> _Problem to work on_
Within the listing below, locate all lines containing the word "background". Copy each one.

> _Extracted information_
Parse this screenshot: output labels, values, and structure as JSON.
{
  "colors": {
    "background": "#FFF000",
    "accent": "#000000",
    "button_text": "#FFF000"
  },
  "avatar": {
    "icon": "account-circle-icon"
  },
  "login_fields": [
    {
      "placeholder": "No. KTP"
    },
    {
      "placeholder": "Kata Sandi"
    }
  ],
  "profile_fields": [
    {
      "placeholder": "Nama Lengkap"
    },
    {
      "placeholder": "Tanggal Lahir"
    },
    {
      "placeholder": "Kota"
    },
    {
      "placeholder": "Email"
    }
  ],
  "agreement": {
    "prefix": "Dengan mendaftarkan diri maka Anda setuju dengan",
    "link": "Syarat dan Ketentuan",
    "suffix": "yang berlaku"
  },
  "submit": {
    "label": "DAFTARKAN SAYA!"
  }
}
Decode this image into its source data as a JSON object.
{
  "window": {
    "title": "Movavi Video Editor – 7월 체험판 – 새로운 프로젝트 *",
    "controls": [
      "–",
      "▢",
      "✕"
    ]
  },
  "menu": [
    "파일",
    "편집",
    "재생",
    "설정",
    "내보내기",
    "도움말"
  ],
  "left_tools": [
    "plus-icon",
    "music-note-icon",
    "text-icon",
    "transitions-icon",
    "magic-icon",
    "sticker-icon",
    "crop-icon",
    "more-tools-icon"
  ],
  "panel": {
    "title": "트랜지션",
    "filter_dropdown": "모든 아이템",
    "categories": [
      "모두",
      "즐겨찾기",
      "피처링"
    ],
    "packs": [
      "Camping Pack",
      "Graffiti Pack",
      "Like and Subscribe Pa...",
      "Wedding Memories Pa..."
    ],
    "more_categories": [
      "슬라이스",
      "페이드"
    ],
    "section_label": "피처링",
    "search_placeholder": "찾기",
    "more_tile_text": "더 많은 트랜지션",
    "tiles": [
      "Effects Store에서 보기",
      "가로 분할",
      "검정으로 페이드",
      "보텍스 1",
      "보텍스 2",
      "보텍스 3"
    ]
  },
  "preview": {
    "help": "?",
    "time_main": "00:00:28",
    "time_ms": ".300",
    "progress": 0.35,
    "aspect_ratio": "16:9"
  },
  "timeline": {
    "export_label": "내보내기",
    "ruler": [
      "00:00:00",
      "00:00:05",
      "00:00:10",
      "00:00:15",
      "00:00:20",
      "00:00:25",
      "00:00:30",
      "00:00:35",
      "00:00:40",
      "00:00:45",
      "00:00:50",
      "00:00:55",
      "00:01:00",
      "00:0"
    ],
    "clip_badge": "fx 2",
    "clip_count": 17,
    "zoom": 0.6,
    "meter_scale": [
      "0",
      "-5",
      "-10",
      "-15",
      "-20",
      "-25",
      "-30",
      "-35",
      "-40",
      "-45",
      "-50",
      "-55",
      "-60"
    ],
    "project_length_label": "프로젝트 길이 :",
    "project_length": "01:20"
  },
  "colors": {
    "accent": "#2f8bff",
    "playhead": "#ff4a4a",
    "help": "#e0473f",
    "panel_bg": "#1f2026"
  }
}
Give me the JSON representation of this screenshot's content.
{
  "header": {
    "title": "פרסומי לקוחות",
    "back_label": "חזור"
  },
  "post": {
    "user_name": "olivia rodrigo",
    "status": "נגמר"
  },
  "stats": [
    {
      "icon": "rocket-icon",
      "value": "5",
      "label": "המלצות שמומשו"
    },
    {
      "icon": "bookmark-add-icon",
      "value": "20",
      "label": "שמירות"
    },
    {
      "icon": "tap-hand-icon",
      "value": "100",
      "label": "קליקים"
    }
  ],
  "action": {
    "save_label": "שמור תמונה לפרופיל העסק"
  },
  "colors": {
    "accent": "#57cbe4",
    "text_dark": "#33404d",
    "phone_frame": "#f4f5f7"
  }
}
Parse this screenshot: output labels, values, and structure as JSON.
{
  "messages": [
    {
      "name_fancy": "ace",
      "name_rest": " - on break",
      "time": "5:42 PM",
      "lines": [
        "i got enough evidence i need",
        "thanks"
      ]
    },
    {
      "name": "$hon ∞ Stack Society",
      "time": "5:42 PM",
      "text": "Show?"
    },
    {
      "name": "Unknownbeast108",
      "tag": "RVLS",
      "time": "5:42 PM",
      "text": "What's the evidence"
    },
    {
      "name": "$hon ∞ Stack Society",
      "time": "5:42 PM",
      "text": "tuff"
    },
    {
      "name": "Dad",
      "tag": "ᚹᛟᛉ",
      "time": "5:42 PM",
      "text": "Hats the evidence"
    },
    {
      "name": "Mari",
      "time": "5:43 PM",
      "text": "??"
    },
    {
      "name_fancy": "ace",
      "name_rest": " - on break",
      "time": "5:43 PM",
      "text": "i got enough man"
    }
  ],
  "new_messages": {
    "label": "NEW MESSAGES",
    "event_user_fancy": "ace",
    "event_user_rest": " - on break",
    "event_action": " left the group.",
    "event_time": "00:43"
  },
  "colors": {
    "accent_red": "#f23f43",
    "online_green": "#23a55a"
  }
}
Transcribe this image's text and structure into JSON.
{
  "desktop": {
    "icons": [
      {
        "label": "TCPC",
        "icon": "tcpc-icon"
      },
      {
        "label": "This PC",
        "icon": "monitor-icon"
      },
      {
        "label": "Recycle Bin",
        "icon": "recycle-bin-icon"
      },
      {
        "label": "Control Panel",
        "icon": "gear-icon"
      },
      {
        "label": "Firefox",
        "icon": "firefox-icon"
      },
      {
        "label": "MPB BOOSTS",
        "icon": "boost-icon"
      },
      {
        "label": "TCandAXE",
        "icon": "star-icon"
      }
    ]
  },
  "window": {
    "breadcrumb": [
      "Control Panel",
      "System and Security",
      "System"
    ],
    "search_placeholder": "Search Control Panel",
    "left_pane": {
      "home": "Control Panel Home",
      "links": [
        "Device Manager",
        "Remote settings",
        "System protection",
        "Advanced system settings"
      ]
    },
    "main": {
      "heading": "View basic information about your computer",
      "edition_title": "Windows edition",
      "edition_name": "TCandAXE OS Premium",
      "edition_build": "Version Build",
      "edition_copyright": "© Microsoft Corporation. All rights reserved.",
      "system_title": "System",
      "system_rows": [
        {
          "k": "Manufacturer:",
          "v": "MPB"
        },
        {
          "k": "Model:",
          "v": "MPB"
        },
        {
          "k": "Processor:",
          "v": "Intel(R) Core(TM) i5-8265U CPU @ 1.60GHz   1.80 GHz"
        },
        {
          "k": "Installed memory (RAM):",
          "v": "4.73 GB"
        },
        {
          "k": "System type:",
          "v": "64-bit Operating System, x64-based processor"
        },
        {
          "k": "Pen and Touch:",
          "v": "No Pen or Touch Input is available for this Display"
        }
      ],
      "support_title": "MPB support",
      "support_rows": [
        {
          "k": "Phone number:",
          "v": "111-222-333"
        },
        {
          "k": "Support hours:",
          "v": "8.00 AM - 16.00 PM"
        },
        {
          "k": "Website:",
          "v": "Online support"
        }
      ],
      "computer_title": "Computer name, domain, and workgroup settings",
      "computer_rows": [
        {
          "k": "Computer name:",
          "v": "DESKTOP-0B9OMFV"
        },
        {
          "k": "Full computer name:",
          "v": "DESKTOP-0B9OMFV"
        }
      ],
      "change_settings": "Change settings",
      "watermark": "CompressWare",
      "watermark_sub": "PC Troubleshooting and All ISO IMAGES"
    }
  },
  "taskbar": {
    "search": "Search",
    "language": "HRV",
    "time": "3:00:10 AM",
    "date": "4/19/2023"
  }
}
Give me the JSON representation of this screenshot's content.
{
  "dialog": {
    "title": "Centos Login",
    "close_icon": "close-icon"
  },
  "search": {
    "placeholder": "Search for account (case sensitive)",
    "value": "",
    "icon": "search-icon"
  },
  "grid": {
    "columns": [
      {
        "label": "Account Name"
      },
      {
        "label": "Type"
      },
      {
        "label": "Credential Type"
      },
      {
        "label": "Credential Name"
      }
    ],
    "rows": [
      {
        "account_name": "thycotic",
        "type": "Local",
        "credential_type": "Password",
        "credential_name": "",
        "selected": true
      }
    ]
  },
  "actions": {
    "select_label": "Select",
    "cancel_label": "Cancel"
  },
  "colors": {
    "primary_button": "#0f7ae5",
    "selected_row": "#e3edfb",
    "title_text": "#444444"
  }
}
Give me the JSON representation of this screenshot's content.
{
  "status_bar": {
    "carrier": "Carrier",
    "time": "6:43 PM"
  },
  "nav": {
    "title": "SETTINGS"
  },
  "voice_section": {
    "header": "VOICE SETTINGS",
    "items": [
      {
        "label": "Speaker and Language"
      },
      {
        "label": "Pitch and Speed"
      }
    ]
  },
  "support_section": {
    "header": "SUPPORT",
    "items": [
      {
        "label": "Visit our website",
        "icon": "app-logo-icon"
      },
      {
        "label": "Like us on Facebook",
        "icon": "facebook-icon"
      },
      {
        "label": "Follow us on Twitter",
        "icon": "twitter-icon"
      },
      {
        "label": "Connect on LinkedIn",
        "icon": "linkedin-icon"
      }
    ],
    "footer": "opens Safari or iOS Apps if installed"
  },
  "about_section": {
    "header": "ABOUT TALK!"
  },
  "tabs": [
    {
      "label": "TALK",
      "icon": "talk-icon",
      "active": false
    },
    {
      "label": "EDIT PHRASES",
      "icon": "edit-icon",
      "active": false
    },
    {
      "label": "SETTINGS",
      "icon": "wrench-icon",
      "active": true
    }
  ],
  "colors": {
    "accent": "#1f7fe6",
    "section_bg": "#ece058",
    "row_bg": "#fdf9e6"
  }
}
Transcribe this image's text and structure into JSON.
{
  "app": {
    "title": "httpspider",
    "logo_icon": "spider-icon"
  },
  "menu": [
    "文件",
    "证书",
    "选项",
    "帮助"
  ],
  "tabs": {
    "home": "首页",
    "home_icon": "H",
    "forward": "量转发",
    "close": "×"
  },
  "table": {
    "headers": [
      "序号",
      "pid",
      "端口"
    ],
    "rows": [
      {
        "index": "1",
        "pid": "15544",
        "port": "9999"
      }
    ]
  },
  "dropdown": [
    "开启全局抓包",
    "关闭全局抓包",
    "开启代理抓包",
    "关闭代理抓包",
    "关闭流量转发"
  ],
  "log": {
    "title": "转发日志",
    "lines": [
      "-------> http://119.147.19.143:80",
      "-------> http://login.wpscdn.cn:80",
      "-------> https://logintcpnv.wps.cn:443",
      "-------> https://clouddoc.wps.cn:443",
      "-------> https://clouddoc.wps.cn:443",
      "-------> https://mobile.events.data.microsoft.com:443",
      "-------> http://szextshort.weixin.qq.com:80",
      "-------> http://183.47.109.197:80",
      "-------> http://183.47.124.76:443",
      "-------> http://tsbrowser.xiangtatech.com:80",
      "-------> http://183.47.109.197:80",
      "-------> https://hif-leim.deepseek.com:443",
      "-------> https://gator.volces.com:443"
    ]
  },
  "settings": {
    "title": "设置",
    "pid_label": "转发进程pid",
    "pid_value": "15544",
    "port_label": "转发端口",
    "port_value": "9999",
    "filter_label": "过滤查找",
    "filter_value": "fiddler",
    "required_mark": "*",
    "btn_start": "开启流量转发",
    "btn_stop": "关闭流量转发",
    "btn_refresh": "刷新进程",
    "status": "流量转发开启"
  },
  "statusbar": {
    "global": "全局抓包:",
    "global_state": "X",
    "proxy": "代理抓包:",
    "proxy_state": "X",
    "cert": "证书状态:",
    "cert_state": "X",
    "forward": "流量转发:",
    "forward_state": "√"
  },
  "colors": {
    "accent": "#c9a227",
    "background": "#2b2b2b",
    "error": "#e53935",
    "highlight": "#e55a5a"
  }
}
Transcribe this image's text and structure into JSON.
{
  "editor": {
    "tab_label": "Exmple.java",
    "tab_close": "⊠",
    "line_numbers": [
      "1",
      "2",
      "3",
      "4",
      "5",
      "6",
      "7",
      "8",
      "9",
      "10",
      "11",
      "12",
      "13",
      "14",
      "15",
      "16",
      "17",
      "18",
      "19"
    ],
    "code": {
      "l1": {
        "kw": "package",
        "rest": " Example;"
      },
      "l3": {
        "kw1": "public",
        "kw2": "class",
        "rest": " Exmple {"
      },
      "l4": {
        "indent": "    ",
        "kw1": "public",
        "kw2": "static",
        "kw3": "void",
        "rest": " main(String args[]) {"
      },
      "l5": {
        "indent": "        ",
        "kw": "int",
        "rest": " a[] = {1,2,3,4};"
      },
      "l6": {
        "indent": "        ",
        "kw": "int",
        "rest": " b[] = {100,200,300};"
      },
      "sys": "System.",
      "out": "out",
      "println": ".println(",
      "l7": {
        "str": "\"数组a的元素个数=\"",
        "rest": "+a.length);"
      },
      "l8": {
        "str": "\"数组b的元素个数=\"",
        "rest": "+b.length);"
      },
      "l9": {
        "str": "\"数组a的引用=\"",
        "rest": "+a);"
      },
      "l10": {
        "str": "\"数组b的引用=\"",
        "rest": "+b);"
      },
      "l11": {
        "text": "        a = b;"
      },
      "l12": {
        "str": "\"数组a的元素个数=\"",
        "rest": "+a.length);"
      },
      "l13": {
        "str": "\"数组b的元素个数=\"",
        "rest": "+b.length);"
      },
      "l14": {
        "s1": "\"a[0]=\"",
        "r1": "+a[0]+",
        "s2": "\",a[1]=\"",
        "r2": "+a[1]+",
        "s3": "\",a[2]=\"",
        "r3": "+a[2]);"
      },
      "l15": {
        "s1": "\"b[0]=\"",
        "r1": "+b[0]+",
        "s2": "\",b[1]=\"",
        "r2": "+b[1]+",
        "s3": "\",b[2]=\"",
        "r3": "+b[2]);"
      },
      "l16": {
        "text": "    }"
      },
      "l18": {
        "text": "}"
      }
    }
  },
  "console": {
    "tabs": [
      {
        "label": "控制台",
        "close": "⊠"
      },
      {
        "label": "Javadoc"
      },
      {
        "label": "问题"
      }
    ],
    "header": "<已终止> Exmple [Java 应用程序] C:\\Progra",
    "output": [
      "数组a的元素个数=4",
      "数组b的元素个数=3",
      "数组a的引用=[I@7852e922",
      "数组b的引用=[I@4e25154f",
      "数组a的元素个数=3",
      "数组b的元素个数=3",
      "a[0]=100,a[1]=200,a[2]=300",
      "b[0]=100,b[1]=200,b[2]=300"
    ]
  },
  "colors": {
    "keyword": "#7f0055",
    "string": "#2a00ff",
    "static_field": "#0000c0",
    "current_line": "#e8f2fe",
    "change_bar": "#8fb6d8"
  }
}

> _Worked solution_
    "background": "#FFF000",
    "background": "#2b2b2b",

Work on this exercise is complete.